- AUFGABE:
Beantworte anhand des folgenden Dokuments über App-Wrapping und Virtualisierung diese Fragen:
(a) Über die App-Stores welcher Unternehmen werden laut Dokument Standard-Applikationen bezogen?
(b) Wodurch ersetzt die Good Dynamics Secure Mobility Platform Standard-Systemaufrufe?
(c) Welcher Grund wird dafür genannt, dass virtualisierte Desktops im Mobilbereich an Boden gewonnen haben?

- DOKUMENT:
╭──
Zu den potenziellen Problemen zählt, dass manche Hersteller von Anwendungen es untersagen, deren Code zu modifizieren. Zudem ist das Patchen solcher ummantelter Anwendungen komplexer als bei Original-Applikationen. Vor allem bei Standard-Applikationen, die beispielsweise über die App-Stores von Google, Apple, Microsoft oder auch RIM/Blackberry bezogen werden, sind Techniken wie Wrapping mit einem höheren Aufwand verbunden und lassen sich wegen des mangelnden Zugriffs auf den Programmcode oft gar nicht umsetzen.

Mittlerweile werben etliche Anbieter wie etwa Good Technology oder Apperian mit einem "App-Wrapping ohne Coding". So ersetzt beispielsweise die Good Dynamics Secure Mobility Platform Standard-Systemaufrufe durch "Secure Calls" von Sicherheitsbibliotheken von Good. Auch IT-Fachleute ohne profunde Programmierkenntnisse können so laut Good mobile Anwendungen "einpacken".

Mit dem Good Dynamics SDK dagegen lassen sich dagegen Container erzeugen, indem der Programmcode der Anwendungen geändert wird. Dieses Verfahren eignet sich vorzugsweise für Apps, die ein Unternehmen selbst entwickelt hat. Der erhöhte Aufwand zahlt sich laut Good durch einen größeren Funktionsumfang aus: Apps können so konzipiert werden, dass sie untereinander auf sichere Weise Daten austauschen, oder applikationsspezifische Policies können über dieselbe zentrale Management-Konsole gesteuert werden, über welche die Verwaltung von Standard-Sicherheitsregeln erfolgt.

Mobile Daten in der Praxis effizient schützen
Mobile Daten in der Praxis effizient schützen
Foto: Jakub Jirsak, Fotolia.com

Virtualisierung: Desktops und Anwendungen im Rechenzentrum

Gerade in jüngster Zeit haben Ansätze wie virtualisierte Desktops im Mobilbereich an Boden gewonnen. Ein Grund dafür ist, dass die erforderlichen Mobilfunkverbindungen oder Anbindungen über ein öffentliches Wireless LAN mittlerweile erschwinglich sind. Das gilt insbesondere für den Zugriff auf Desktops-Umgebungen über 3G- sowie 4G-Netze.
╰──
- DATENAUSZUG:
╭──
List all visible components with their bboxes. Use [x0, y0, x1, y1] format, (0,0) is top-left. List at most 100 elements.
╰──
╭──
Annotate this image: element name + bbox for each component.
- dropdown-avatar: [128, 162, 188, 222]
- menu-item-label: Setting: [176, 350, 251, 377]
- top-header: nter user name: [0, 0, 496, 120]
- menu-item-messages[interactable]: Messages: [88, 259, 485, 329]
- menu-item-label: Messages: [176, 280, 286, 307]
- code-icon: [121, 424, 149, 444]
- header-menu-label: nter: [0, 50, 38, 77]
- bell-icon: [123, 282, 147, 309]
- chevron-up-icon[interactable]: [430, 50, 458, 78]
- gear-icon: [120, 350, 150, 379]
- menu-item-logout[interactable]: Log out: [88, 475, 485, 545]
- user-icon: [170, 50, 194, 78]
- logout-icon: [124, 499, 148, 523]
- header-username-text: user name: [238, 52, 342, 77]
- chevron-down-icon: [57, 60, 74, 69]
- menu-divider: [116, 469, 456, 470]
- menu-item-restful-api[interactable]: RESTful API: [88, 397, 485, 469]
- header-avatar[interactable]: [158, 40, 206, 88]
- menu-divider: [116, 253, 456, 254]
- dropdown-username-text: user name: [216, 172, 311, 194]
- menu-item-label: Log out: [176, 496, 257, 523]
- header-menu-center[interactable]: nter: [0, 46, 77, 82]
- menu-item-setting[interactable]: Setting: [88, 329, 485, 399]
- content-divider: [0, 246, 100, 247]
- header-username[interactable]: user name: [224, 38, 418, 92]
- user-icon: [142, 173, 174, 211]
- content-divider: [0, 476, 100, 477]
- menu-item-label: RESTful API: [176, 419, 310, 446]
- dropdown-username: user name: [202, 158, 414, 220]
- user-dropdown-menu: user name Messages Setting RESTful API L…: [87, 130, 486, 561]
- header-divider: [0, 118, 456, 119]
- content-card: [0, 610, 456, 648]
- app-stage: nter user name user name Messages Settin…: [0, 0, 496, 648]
╰──
╭──
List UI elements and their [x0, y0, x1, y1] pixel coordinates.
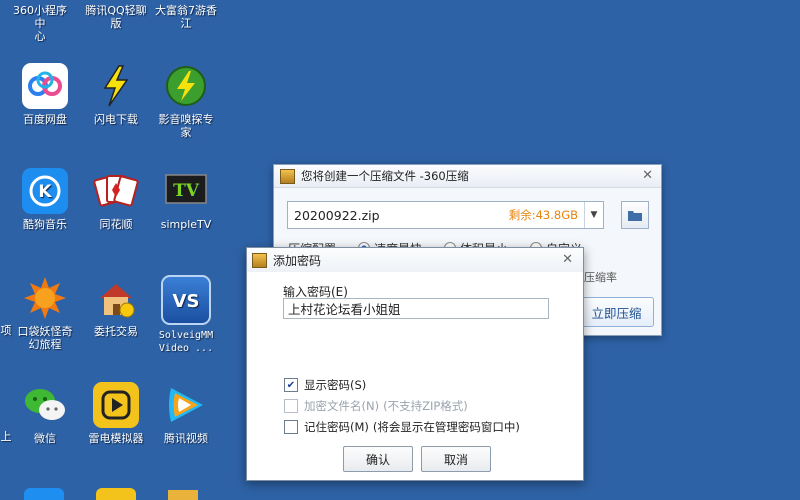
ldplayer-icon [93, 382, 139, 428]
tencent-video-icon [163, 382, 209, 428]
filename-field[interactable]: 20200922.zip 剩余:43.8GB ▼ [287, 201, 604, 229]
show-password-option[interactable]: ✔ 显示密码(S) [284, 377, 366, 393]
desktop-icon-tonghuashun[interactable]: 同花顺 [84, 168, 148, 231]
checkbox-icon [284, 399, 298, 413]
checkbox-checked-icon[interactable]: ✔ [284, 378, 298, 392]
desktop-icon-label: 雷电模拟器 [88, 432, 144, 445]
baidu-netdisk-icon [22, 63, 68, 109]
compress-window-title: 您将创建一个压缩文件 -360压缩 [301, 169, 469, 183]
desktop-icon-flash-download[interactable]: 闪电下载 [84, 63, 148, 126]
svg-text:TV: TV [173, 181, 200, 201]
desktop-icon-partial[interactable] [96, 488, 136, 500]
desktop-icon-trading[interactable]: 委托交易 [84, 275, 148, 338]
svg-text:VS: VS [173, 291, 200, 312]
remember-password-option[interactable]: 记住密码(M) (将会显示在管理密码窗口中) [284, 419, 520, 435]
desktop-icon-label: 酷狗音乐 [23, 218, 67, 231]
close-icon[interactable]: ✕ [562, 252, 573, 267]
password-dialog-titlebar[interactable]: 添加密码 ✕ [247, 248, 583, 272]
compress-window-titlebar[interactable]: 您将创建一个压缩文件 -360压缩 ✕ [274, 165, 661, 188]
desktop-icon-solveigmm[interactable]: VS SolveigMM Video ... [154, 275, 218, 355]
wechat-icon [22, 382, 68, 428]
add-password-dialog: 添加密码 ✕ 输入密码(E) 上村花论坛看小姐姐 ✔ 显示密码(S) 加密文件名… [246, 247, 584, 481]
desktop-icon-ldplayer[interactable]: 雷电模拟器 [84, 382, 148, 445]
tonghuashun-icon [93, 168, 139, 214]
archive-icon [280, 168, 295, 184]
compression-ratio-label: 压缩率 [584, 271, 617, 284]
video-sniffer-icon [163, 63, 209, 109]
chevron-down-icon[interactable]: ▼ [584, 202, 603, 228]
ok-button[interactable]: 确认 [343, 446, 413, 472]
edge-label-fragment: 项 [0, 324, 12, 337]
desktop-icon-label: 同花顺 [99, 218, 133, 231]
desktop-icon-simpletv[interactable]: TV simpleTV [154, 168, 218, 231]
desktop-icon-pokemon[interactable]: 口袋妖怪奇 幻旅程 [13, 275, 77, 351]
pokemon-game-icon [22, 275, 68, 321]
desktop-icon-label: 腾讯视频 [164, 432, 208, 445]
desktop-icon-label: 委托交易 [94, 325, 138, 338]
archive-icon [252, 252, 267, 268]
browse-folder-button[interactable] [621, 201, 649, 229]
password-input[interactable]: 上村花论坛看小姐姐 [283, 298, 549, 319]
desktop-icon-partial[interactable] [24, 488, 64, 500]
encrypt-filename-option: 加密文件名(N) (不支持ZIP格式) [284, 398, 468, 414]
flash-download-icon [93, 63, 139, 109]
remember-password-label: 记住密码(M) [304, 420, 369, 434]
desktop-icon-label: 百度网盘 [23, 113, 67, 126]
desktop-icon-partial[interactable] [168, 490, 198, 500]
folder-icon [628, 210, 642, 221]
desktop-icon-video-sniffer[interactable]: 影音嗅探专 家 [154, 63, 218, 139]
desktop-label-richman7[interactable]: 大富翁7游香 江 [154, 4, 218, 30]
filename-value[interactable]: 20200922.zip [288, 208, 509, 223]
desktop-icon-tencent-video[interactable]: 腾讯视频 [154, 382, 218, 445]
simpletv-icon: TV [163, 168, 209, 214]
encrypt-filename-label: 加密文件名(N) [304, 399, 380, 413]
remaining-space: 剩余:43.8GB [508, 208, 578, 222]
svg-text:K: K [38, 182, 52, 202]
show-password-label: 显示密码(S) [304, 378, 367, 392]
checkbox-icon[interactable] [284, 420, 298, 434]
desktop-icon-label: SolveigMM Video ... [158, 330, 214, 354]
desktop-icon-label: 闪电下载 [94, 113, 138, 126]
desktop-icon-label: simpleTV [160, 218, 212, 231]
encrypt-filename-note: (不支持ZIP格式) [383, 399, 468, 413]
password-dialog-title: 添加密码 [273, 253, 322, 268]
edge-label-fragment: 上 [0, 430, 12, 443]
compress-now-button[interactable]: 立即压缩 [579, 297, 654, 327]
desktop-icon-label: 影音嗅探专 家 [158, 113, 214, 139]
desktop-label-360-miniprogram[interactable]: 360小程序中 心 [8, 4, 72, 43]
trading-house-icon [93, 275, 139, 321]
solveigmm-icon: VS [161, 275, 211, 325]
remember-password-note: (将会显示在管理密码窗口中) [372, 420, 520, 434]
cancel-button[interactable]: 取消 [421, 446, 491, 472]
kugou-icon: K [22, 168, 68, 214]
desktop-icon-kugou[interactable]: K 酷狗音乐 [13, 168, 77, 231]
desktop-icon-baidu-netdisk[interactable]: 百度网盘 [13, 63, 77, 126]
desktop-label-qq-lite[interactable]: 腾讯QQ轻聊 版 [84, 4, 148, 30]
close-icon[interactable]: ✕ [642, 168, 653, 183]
╰──
- LÖSUNG:
(a) Über die App-Stores von Google, Apple, Microsoft oder auch RIM/Blackberry.
(b) Durch „Secure Calls“ von Sicherheitsbibliotheken von Good.
(c) Die erforderlichen Mobilfunkverbindungen oder Anbindungen über ein öffentliches Wireless LAN sind mittlerweile erschwinglich.